▶ WORK INSTRUCTIONS:
a. Answer from the log analysis text, one line for each:
(i) In the South American example, what does the brown shading in the center track show?
(ii) Which two TOC models were calibrated with TOC and clay volume from an offset well?
(iii) In the Duvernay example, what porosity cutoff does the red pay flag bar use?
b. Output a passage of the log analysis text word for word, starting with "This Duvernay example" and going on through "the horixontal well?".
c. Go on with the log analysis text from the point where it stops.

▶ TEXT:
This is a genuine mature kerogen "shale oil" play from South America with lots of kerogen throughout the reservoir, compared to the Bakken example that has virtually none. The brown shading is the kerogen volume in the center track, oil is red, water is light blue. Left edge of the red shading is effective porosity from shale and kerogen corrected density neutron porosity model. The core porosity and water saturation match the log analysis values closely. TOC and clay volume from an offset well were used to calibrate TOC models: Issler (orange) and Passey (blue) on the left edge of the porosity track.

This Duvernay example shows the TOC from ECS and Issler methods (left side of porosity track) and clay volume from ECS and total gamma ray (left side of lithology track). The dark shading in the porosity track is kerogen volume, red is oil, and light blue is water. Water saturations are very low and agree with core data, as does the porosity. CMR porosity is also available (blue curve in porosity track). Pay flags for porosity > 3% (red bar) and for TOC > 2% (brown bar) are on left side of depth track. In this example, the better porosity is not at the same depths as the high TOC content. Where would you put the horixontal well?

▶ GIVEN INFORMATION:
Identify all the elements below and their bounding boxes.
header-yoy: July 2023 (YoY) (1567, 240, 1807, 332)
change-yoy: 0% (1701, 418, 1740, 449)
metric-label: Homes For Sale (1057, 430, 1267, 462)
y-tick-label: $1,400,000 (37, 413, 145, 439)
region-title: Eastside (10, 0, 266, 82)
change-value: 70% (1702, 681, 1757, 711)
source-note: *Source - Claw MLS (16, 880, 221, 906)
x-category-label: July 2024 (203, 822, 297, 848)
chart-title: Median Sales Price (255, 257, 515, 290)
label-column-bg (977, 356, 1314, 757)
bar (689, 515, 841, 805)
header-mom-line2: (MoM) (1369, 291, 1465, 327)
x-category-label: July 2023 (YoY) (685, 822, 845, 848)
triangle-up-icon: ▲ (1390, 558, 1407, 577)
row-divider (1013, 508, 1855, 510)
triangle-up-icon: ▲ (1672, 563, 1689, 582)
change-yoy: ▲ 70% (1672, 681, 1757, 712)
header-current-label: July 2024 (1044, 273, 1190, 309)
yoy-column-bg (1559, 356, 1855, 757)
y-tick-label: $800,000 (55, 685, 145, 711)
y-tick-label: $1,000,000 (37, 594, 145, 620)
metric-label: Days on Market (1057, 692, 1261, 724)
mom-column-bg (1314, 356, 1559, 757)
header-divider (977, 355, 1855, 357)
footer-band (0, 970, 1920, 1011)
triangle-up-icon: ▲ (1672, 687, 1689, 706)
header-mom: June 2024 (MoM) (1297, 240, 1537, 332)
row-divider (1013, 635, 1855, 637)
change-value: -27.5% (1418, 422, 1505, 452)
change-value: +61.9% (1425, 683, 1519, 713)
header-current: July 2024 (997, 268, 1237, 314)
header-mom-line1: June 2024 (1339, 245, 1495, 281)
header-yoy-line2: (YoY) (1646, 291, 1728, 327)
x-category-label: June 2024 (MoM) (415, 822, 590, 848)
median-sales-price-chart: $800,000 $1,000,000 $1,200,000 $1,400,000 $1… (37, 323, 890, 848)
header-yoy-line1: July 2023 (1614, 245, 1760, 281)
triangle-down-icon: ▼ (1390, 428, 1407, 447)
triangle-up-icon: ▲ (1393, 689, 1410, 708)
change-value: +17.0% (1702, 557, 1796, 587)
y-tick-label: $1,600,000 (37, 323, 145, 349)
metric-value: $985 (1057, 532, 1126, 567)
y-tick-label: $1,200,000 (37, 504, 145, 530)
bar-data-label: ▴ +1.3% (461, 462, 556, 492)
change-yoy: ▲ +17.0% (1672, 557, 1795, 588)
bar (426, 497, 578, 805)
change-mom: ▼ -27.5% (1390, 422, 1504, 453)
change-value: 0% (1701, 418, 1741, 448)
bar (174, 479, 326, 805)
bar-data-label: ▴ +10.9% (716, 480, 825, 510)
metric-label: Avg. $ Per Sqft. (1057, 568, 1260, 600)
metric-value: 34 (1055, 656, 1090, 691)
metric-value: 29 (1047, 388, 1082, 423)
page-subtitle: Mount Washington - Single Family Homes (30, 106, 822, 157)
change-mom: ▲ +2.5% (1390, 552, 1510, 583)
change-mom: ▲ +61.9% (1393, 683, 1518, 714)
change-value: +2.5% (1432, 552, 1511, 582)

▶ ANSWERS FOR THE TASKS:
a.
(i) The kerogen volume.
(ii) Issler and Passey.
(iii) Porosity > 3%.

b.
This Duvernay example shows the TOC from ECS and Issler methods (left side of porosity track) and clay volume from ECS and total gamma ray (left side of lithology track). The dark shading in the porosity track is kerogen volume, red is oil, and light blue is water. Water saturations are very low and agree with core data, as does the porosity. CMR porosity is also available (blue curve in porosity track). Pay flags for porosity > 3% (red bar) and for TOC > 2% (brown bar) are on left side of depth track. In this example, the better porosity is not at the same depths as the high TOC content. Where would you put the horixontal well?

c.
Example of a well in the Nordegg “tight oil” play. This well is “tight” because of pyrobitumen filling most of the porosity. Core porosity (black dots) is equivalent to effective porosity. Core oil saturation is very high (red dots in saturation track, indicating a high fraction of residual oil, except in the bottom 2 meters where some oil may be moveable. Core water saturation is very low (blue dots) as is computed water saturation.  The red shading between the core porosity dots and the water (white) may indicate moveable oil, but it could be a residual liquid phase. “Pay Flag” is black to indicate pyrobitumen, instead of red that would indicate mobile fluids..


Oil in the Bakken in southeastern Saskatchewan has migrated from mature Bakken source rocks in North Dakota and Montana. The best reservoir is associated with the Upper Middle Bakken Sandstone Facies (BF4).  Average porosity ranges from 14% to 16% and permeabilities are 20 to 80 millidarcies. The unconventional siltstone reservoir (BF2) averages 9% to 12% porosity and 0.01 to 1.0 millidarcies. In the deeper North Dakota wells, porosity is somewhat lower but permeability may be higher. All facies types have been exploited in different parts of the Basin.

These facies were deposited during the late Devonian and early Mississippian in what was then a tropical setting. The sediment is believed to have an aeolian source and was blown into the marine environment from the adjacent arid landmass to the east and reworked into the various marine facies. The organic rich Upper and Lower Bakken shales are the source rocks for the sand and silt reservoirs.

The sands and silts are highly dolomitic, averaging about 50% dolomite. In deeper wells, calcite may replace some of the dolomite or infill some porosity.

Many of the dominant features of the Bakken are below the resolution of logging tools and are best seen in core photos and core logs, as shown below.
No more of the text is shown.